## Aim
Reproduce all the material exactly, minus any pictures it holds.

## Working data
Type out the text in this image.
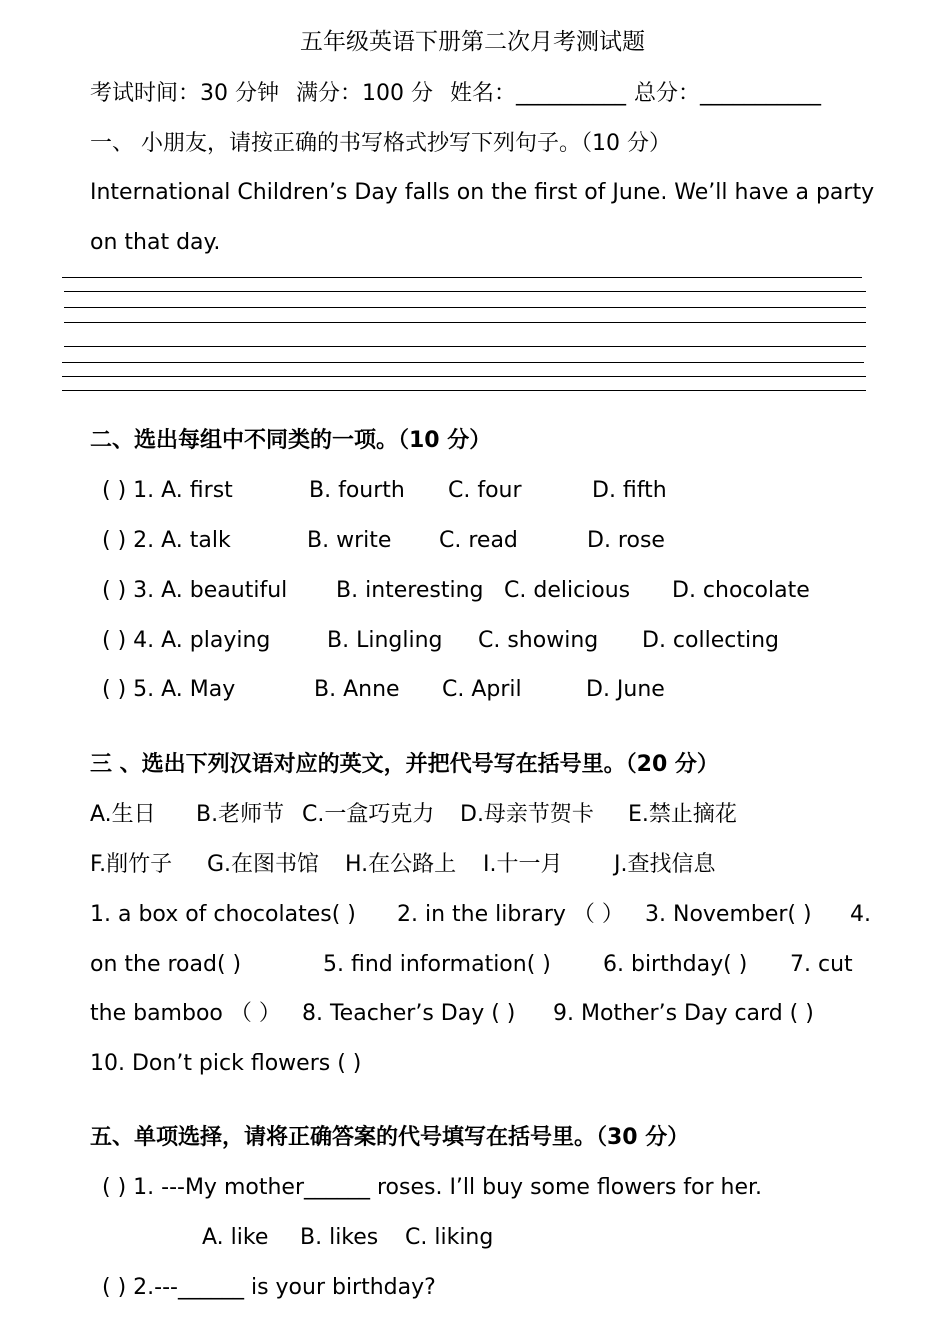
五年级英语下册第二次月考测试题
考试时间：30 分钟 满分：100 分 姓名：__________ 总分：___________
一、 小朋友，请按正确的书写格式抄写下列句子。（10 分）
International Children’s Day falls on the first of June. We’ll have a party
on that day.
二、选出每组中不同类的一项。（10 分）
( ) 1. A. first	B. fourth C. four	D. fifth
( ) 2. A. talk	B. write C. read	D. rose
( ) 3. A. beautiful B. interesting C. delicious D. chocolate
( ) 4. A. playing	B. Lingling C. showing D. collecting
( ) 5. A. May	B. Anne C. April	D. June
三 、选出下列汉语对应的英文，并把代号写在括号里。（20 分）
A.生日 B.老师节 C.一盒巧克力 D.母亲节贺卡 E.禁止摘花
F.削竹子 G.在图书馆 H.在公路上 I.十一月 J.查找信息
1. a box of chocolates( ) 2. in the library （ ） 3. November( ) 4.
on the road( )	5. find information( ) 6. birthday( ) 7. cut
the bamboo （ ） 8. Teacher’s Day ( ) 9. Mother’s Day card ( )
10. Don’t pick flowers ( )
五、单项选择，请将正确答案的代号填写在括号里。（30 分）
( ) 1. ---My mother______ roses. I’ll buy some flowers for her.
A. like B. likes C. liking
( ) 2.---______ is your birthday?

## Completed task
Type out the text in this image.
五年级英语下册第二次月考测试题
考试时间：30 分钟 满分：100 分 姓名：__________ 总分：___________
一、 小朋友，请按正确的书写格式抄写下列句子。（10 分）
International Children’s Day falls on the first of June. We’ll have a party
on that day.
二、选出每组中不同类的一项。（10 分）
( ) 1. A. first	B. fourth C. four	D. fifth
( ) 2. A. talk	B. write C. read	D. rose
( ) 3. A. beautiful B. interesting C. delicious D. chocolate
( ) 4. A. playing	B. Lingling C. showing D. collecting
( ) 5. A. May	B. Anne C. April	D. June
三 、选出下列汉语对应的英文，并把代号写在括号里。（20 分）
A.生日 B.老师节 C.一盒巧克力 D.母亲节贺卡 E.禁止摘花
F.削竹子 G.在图书馆 H.在公路上 I.十一月 J.查找信息
1. a box of chocolates( ) 2. in the library （ ） 3. November( ) 4.
on the road( )	5. find information( ) 6. birthday( ) 7. cut
the bamboo （ ） 8. Teacher’s Day ( ) 9. Mother’s Day card ( )
10. Don’t pick flowers ( )
五、单项选择，请将正确答案的代号填写在括号里。（30 分）
( ) 1. ---My mother______ roses. I’ll buy some flowers for her.
A. like B. likes C. liking
( ) 2.---______ is your birthday?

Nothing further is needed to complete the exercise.